DESCRIPTION OF THE TASK: Take the listing and print it in full, exactly as given.

───

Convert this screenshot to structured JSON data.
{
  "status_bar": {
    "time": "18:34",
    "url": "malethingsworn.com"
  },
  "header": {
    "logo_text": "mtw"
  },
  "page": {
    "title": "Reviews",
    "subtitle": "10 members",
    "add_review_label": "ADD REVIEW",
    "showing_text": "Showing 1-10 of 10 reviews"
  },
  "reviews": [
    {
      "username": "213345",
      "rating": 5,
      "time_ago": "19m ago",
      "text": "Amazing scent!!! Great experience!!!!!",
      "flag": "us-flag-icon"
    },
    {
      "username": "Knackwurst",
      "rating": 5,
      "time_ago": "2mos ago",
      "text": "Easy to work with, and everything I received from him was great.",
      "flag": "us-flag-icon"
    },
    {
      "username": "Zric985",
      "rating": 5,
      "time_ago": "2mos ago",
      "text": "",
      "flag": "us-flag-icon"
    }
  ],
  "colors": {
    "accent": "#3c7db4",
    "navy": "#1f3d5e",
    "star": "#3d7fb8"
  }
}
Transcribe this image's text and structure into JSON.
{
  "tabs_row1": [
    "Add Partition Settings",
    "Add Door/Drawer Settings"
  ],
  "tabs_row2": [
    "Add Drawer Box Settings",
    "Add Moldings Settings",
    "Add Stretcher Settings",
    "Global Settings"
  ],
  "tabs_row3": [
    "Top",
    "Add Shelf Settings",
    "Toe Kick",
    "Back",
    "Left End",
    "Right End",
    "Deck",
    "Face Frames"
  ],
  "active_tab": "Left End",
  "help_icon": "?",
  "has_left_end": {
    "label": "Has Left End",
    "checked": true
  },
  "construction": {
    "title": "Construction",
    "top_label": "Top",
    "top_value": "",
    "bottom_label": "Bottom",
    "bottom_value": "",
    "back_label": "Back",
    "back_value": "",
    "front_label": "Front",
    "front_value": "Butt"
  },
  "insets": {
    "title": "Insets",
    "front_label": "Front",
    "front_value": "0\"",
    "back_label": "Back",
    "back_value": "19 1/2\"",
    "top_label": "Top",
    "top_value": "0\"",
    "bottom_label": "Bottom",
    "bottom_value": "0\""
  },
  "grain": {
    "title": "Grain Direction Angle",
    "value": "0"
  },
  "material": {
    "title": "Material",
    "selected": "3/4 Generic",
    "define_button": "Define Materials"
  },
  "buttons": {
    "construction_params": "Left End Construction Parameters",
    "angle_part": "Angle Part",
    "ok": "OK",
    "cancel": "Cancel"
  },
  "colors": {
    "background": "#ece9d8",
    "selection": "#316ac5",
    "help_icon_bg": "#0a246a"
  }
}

───

SOLUTION FOR THIS TASK:
Convert this screenshot to structured JSON data.
{
  "status_bar": {
    "time": "18:34",
    "url": "malethingsworn.com"
  },
  "header": {
    "logo_text": "mtw"
  },
  "page": {
    "title": "Reviews",
    "subtitle": "10 members",
    "add_review_label": "ADD REVIEW",
    "showing_text": "Showing 1-10 of 10 reviews"
  },
  "reviews": [
    {
      "username": "213345",
      "rating": 5,
      "time_ago": "19m ago",
      "text": "Amazing scent!!! Great experience!!!!!",
      "flag": "us-flag-icon"
    },
    {
      "username": "Knackwurst",
      "rating": 5,
      "time_ago": "2mos ago",
      "text": "Easy to work with, and everything I received from him was great.",
      "flag": "us-flag-icon"
    },
    {
      "username": "Zric985",
      "rating": 5,
      "time_ago": "2mos ago",
      "text": "",
      "flag": "us-flag-icon"
    }
  ],
  "colors": {
    "accent": "#3c7db4",
    "navy": "#1f3d5e",
    "star": "#3d7fb8"
  }
}
Transcribe this image's text and structure into JSON.
{
  "tabs_row1": [
    "Add Partition Settings",
    "Add Door/Drawer Settings"
  ],
  "tabs_row2": [
    "Add Drawer Box Settings",
    "Add Moldings Settings",
    "Add Stretcher Settings",
    "Global Settings"
  ],
  "tabs_row3": [
    "Top",
    "Add Shelf Settings",
    "Toe Kick",
    "Back",
    "Left End",
    "Right End",
    "Deck",
    "Face Frames"
  ],
  "active_tab": "Left End",
  "help_icon": "?",
  "has_left_end": {
    "label": "Has Left End",
    "checked": true
  },
  "construction": {
    "title": "Construction",
    "top_label": "Top",
    "top_value": "",
    "bottom_label": "Bottom",
    "bottom_value": "",
    "back_label": "Back",
    "back_value": "",
    "front_label": "Front",
    "front_value": "Butt"
  },
  "insets": {
    "title": "Insets",
    "front_label": "Front",
    "front_value": "0\"",
    "back_label": "Back",
    "back_value": "19 1/2\"",
    "top_label": "Top",
    "top_value": "0\"",
    "bottom_label": "Bottom",
    "bottom_value": "0\""
  },
  "grain": {
    "title": "Grain Direction Angle",
    "value": "0"
  },
  "material": {
    "title": "Material",
    "selected": "3/4 Generic",
    "define_button": "Define Materials"
  },
  "buttons": {
    "construction_params": "Left End Construction Parameters",
    "angle_part": "Angle Part",
    "ok": "OK",
    "cancel": "Cancel"
  },
  "colors": {
    "background": "#ece9d8",
    "selection": "#316ac5",
    "help_icon_bg": "#0a246a"
  }
}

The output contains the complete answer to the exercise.